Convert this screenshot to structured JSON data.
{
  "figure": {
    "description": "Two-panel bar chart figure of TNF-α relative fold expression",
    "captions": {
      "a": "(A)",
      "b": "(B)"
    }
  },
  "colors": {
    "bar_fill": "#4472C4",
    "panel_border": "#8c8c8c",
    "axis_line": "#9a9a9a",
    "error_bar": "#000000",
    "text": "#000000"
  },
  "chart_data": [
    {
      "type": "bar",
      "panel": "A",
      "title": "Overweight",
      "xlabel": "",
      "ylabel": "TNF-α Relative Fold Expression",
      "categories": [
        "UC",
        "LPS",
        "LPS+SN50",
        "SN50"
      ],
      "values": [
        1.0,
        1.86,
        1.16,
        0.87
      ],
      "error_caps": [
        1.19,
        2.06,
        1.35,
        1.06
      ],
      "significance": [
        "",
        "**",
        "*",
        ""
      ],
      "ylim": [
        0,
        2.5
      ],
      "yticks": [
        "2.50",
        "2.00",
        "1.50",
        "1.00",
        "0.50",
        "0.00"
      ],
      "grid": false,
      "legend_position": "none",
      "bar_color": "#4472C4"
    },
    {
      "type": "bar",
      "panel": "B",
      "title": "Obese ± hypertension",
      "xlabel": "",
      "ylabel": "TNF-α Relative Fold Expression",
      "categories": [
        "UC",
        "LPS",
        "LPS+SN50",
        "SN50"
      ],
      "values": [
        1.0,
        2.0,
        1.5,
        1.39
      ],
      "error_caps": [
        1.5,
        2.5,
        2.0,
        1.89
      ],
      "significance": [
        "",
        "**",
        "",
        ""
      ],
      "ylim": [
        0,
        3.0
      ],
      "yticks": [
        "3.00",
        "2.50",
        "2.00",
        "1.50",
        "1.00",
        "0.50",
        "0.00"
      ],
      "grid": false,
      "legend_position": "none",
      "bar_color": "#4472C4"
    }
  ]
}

---*---

▸ What is needed
Could you transcribe the records in full, exactly?

▸ Right answer
Convert this screenshot to structured JSON data.
{
  "figure": {
    "description": "Two-panel bar chart figure of TNF-α relative fold expression",
    "captions": {
      "a": "(A)",
      "b": "(B)"
    }
  },
  "colors": {
    "bar_fill": "#4472C4",
    "panel_border": "#8c8c8c",
    "axis_line": "#9a9a9a",
    "error_bar": "#000000",
    "text": "#000000"
  },
  "chart_data": [
    {
      "type": "bar",
      "panel": "A",
      "title": "Overweight",
      "xlabel": "",
      "ylabel": "TNF-α Relative Fold Expression",
      "categories": [
        "UC",
        "LPS",
        "LPS+SN50",
        "SN50"
      ],
      "values": [
        1.0,
        1.86,
        1.16,
        0.87
      ],
      "error_caps": [
        1.19,
        2.06,
        1.35,
        1.06
      ],
      "significance": [
        "",
        "**",
        "*",
        ""
      ],
      "ylim": [
        0,
        2.5
      ],
      "yticks": [
        "2.50",
        "2.00",
        "1.50",
        "1.00",
        "0.50",
        "0.00"
      ],
      "grid": false,
      "legend_position": "none",
      "bar_color": "#4472C4"
    },
    {
      "type": "bar",
      "panel": "B",
      "title": "Obese ± hypertension",
      "xlabel": "",
      "ylabel": "TNF-α Relative Fold Expression",
      "categories": [
        "UC",
        "LPS",
        "LPS+SN50",
        "SN50"
      ],
      "values": [
        1.0,
        2.0,
        1.5,
        1.39
      ],
      "error_caps": [
        1.5,
        2.5,
        2.0,
        1.89
      ],
      "significance": [
        "",
        "**",
        "",
        ""
      ],
      "ylim": [
        0,
        3.0
      ],
      "yticks": [
        "3.00",
        "2.50",
        "2.00",
        "1.50",
        "1.00",
        "0.50",
        "0.00"
      ],
      "grid": false,
      "legend_position": "none",
      "bar_color": "#4472C4"
    }
  ]
}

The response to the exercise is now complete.